Aim of the exercise: Among the entries, which lines carry the string "content"? Copy every one.

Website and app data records

○ ○ ○ ○

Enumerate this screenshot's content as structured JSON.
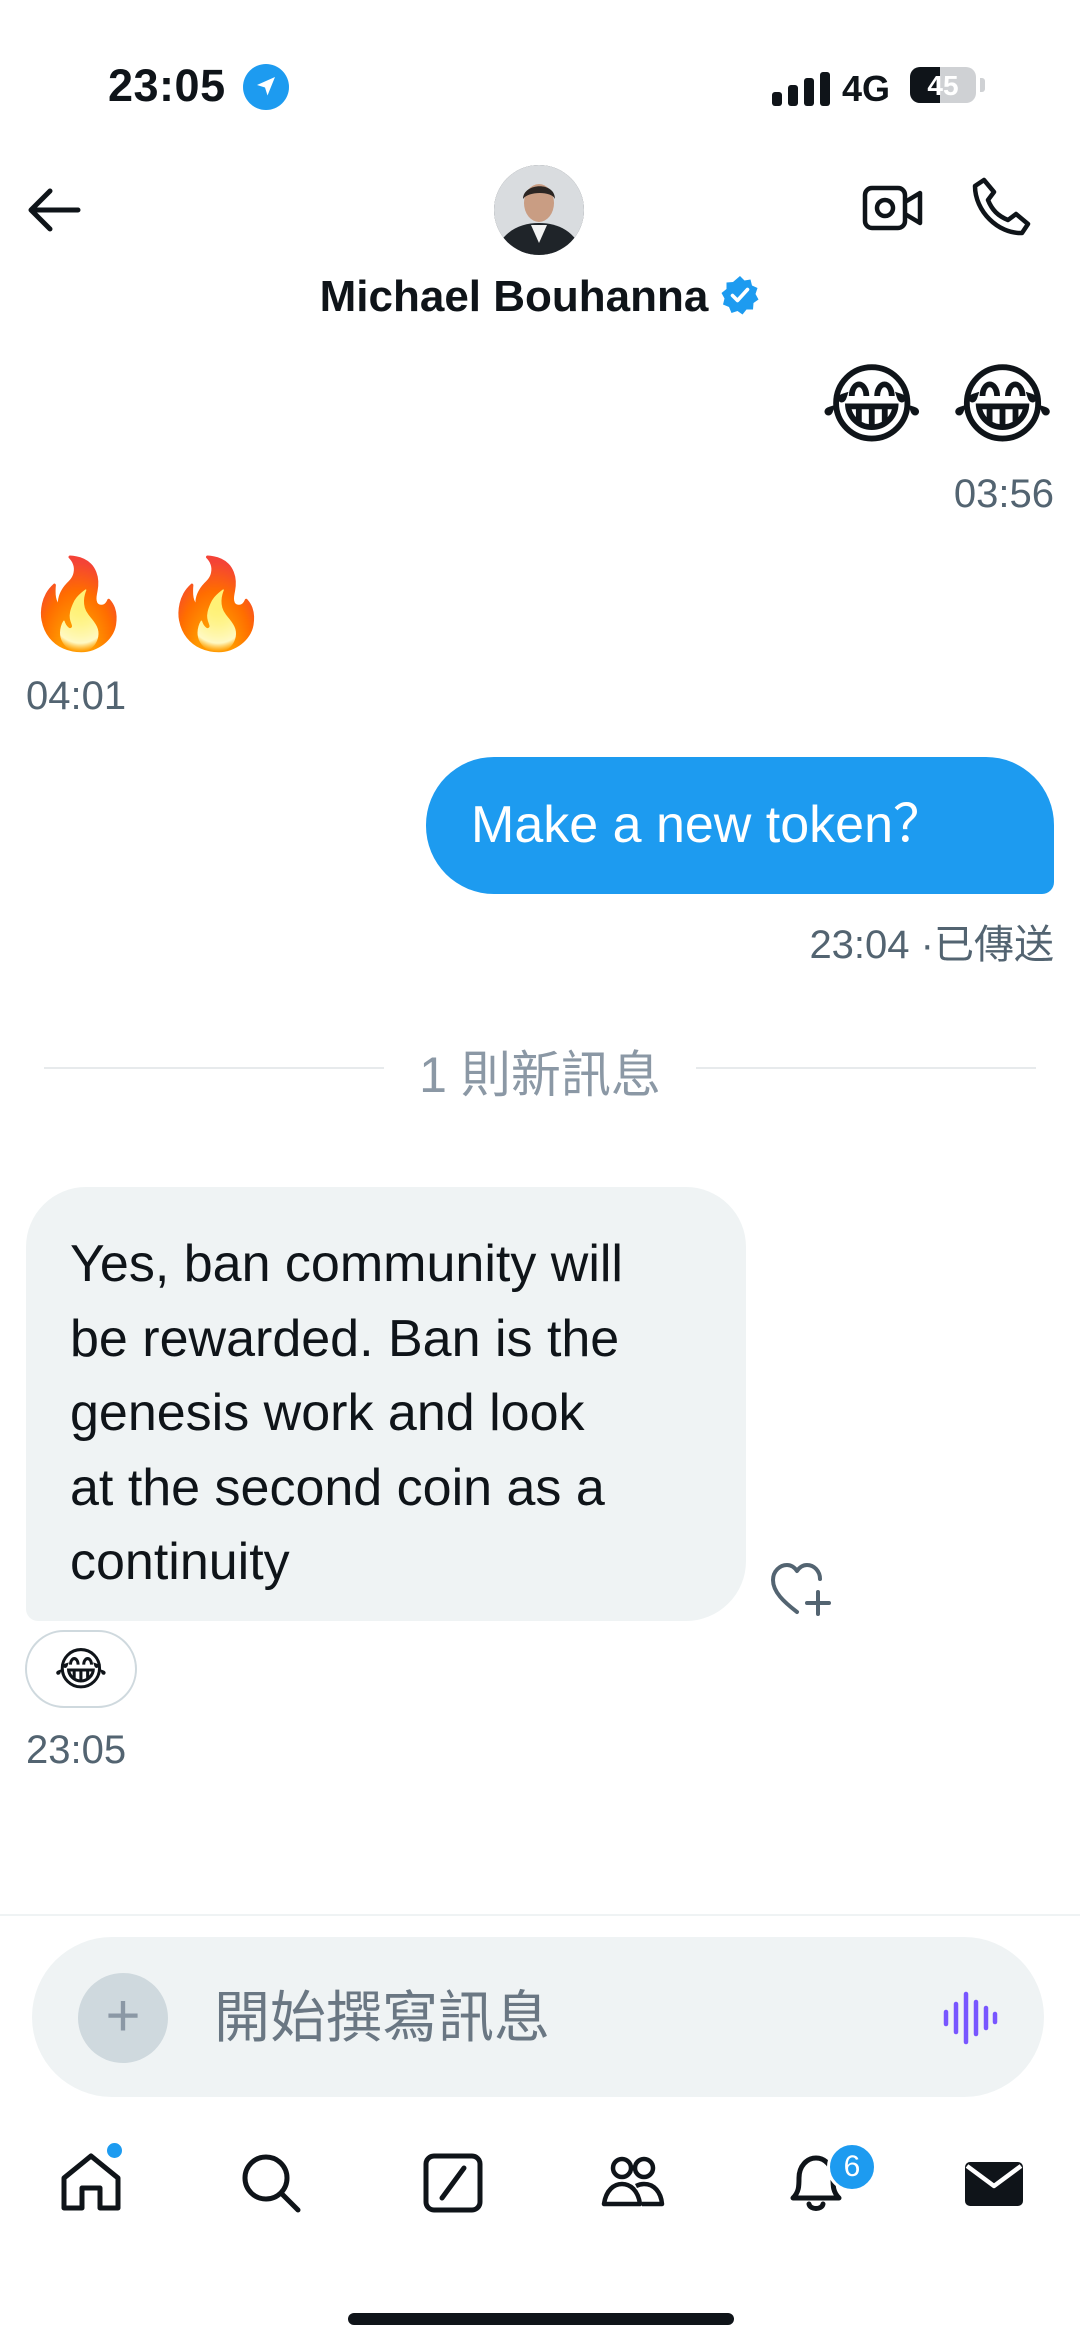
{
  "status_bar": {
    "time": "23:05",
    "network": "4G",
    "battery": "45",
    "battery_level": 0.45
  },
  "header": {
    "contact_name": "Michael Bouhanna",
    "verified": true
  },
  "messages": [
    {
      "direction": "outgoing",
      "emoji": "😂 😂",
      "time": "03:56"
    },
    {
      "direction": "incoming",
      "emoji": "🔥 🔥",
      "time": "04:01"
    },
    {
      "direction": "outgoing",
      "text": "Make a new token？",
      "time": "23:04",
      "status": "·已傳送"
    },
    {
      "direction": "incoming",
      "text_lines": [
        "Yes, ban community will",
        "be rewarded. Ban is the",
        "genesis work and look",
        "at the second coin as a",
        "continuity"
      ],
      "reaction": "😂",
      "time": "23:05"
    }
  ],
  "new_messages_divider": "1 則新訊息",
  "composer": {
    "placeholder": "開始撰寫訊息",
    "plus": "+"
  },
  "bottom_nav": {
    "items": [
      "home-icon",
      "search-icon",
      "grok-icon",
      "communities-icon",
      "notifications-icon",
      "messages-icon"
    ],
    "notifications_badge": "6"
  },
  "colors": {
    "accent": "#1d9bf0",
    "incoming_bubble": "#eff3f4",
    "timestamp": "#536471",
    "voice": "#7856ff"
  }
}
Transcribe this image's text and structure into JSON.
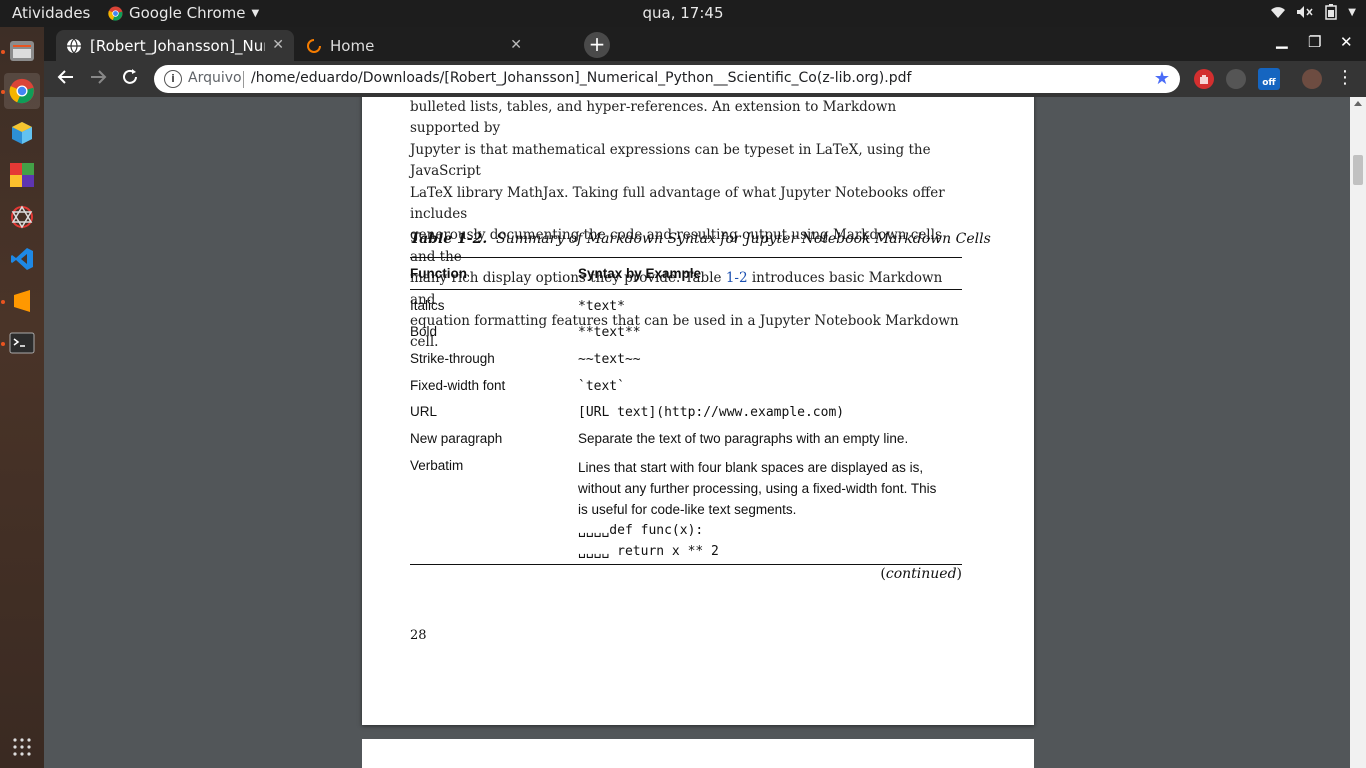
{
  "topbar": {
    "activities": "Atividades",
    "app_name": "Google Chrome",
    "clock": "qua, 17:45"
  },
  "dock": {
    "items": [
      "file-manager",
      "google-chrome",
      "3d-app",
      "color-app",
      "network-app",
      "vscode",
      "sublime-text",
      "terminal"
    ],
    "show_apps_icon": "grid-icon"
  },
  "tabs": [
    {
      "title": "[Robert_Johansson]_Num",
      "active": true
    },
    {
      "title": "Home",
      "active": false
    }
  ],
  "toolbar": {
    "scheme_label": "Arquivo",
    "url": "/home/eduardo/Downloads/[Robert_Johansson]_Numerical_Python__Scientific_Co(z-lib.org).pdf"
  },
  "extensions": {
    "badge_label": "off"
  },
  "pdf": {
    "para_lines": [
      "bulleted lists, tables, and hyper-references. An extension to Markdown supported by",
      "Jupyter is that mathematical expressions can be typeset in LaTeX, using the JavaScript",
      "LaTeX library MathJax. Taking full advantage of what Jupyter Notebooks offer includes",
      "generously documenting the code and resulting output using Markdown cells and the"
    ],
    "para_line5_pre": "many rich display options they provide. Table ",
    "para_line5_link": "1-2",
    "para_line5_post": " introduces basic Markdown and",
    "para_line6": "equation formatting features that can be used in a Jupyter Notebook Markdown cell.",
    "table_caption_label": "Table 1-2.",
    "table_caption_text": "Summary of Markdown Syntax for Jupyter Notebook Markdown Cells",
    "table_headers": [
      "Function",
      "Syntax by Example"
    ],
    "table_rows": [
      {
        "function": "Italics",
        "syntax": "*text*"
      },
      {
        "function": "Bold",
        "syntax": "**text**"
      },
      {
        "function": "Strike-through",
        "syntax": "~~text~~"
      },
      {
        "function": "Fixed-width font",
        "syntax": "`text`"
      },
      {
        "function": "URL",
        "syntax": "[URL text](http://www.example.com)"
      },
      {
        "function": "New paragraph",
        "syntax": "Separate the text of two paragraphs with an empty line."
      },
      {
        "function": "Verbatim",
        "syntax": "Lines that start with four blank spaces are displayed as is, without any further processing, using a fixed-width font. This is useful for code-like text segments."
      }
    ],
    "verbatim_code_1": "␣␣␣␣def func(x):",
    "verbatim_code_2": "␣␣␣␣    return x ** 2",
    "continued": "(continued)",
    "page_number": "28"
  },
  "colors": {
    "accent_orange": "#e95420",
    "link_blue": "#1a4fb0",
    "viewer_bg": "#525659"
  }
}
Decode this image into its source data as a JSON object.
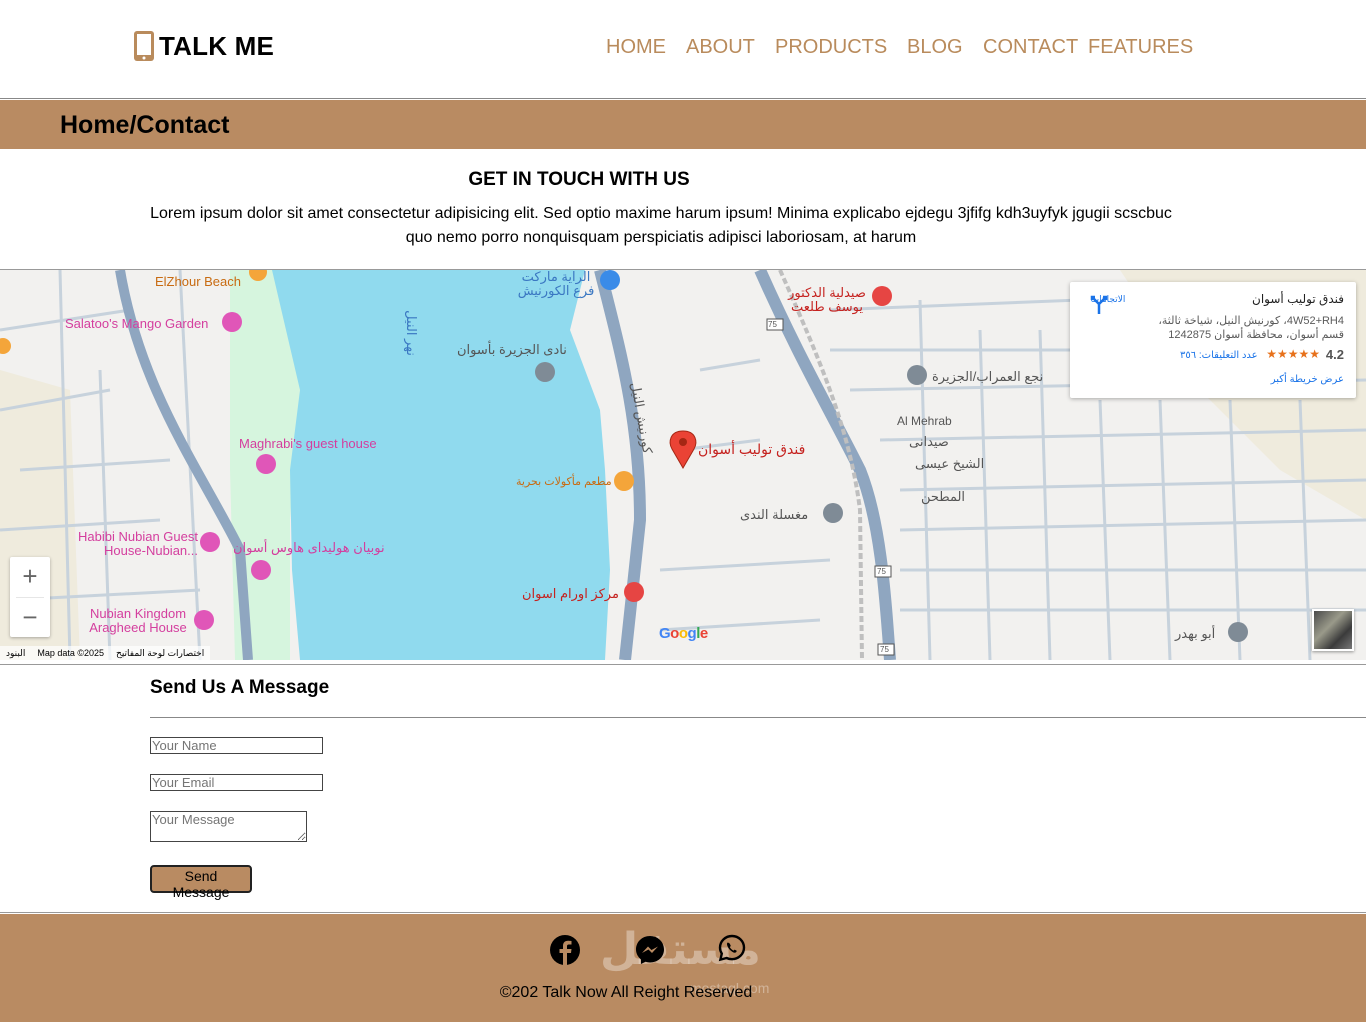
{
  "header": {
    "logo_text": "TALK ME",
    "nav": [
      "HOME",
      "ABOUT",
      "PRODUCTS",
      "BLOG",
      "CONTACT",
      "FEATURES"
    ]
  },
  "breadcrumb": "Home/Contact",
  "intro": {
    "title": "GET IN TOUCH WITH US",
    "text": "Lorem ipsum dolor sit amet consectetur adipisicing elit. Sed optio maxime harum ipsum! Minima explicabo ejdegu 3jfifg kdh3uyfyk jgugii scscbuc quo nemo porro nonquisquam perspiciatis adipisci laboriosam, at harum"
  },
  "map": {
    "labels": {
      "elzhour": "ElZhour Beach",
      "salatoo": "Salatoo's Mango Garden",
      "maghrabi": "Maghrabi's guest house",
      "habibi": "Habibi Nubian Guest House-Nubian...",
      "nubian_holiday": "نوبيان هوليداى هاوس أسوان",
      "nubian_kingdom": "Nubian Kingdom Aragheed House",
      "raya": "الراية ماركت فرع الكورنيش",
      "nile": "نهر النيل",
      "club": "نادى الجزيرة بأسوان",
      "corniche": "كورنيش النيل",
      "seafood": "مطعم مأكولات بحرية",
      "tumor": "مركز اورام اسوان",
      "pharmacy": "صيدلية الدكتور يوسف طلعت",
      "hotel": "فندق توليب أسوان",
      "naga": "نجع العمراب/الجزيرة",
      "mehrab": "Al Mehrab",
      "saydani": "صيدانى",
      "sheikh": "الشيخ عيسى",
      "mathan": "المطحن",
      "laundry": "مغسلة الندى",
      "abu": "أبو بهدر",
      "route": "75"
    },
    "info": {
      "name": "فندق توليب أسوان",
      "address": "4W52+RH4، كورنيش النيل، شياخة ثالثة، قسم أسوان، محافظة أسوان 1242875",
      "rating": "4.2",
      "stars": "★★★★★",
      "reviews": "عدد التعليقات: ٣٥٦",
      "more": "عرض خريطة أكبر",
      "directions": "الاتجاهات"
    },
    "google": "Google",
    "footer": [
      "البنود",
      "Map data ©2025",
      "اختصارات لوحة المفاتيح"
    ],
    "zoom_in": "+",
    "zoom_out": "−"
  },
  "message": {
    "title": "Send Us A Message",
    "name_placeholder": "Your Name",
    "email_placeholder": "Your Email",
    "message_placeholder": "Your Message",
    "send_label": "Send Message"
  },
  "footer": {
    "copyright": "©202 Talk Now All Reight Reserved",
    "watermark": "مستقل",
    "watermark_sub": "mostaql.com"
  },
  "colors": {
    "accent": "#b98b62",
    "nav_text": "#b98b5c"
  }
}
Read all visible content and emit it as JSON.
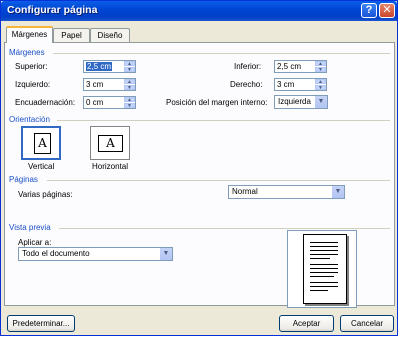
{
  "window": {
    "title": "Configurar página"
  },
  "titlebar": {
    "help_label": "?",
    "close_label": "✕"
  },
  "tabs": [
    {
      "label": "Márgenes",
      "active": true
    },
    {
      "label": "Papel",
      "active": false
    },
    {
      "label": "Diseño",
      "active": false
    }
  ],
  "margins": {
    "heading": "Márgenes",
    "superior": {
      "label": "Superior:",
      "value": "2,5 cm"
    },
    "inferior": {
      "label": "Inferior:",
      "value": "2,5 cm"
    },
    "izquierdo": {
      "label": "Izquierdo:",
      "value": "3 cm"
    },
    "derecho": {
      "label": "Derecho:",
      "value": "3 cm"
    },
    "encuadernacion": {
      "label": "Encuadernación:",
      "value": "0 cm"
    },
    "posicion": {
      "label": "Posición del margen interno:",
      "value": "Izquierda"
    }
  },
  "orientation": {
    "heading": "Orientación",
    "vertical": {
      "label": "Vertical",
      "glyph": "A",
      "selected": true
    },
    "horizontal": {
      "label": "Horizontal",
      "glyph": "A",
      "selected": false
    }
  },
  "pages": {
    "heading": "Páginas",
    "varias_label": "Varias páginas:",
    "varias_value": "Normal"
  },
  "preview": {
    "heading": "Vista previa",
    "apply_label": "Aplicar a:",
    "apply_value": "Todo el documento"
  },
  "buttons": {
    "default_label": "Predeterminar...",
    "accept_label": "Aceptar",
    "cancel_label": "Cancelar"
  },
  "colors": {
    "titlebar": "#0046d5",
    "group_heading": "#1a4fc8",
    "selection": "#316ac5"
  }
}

○ ○ ○ ○

Solution to this exercise:
Enumerate this screenshot's content as structured JSON.
Read all visible content and emit it as JSON.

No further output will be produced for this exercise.